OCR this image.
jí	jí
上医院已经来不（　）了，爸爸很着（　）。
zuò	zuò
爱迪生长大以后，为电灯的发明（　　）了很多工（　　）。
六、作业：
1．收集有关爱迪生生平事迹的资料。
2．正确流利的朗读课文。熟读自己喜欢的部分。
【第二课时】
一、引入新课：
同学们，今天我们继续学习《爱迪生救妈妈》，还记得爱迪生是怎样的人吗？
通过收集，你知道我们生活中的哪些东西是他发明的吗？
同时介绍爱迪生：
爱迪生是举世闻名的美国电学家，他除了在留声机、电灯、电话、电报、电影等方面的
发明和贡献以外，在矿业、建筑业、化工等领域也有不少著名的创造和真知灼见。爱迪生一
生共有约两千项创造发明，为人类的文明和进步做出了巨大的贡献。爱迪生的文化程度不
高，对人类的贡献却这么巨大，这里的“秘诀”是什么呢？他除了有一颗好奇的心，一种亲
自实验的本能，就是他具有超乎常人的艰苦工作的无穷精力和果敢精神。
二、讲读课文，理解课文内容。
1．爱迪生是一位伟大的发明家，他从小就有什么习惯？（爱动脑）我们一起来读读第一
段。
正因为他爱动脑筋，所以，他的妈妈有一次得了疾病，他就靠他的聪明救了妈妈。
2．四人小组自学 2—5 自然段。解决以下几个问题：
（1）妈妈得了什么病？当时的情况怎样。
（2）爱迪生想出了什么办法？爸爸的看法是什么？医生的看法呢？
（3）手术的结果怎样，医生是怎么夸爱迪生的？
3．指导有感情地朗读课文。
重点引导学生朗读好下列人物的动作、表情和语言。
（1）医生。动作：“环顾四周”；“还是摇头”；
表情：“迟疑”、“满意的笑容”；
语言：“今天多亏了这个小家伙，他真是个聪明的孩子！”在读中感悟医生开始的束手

^^^^^^^^^^^^^^^^

From the listing above, reproduce all the lines exactly.

OCR this image.
jí	jí
上医院已经来不（　）了，爸爸很着（　）。
zuò	zuò
爱迪生长大以后，为电灯的发明（　　）了很多工（　　）。
六、作业：
1．收集有关爱迪生生平事迹的资料。
2．正确流利的朗读课文。熟读自己喜欢的部分。
【第二课时】
一、引入新课：
同学们，今天我们继续学习《爱迪生救妈妈》，还记得爱迪生是怎样的人吗？
通过收集，你知道我们生活中的哪些东西是他发明的吗？
同时介绍爱迪生：
爱迪生是举世闻名的美国电学家，他除了在留声机、电灯、电话、电报、电影等方面的
发明和贡献以外，在矿业、建筑业、化工等领域也有不少著名的创造和真知灼见。爱迪生一
生共有约两千项创造发明，为人类的文明和进步做出了巨大的贡献。爱迪生的文化程度不
高，对人类的贡献却这么巨大，这里的“秘诀”是什么呢？他除了有一颗好奇的心，一种亲
自实验的本能，就是他具有超乎常人的艰苦工作的无穷精力和果敢精神。
二、讲读课文，理解课文内容。
1．爱迪生是一位伟大的发明家，他从小就有什么习惯？（爱动脑）我们一起来读读第一
段。
正因为他爱动脑筋，所以，他的妈妈有一次得了疾病，他就靠他的聪明救了妈妈。
2．四人小组自学 2—5 自然段。解决以下几个问题：
（1）妈妈得了什么病？当时的情况怎样。
（2）爱迪生想出了什么办法？爸爸的看法是什么？医生的看法呢？
（3）手术的结果怎样，医生是怎么夸爱迪生的？
3．指导有感情地朗读课文。
重点引导学生朗读好下列人物的动作、表情和语言。
（1）医生。动作：“环顾四周”；“还是摇头”；
表情：“迟疑”、“满意的笑容”；
语言：“今天多亏了这个小家伙，他真是个聪明的孩子！”在读中感悟医生开始的束手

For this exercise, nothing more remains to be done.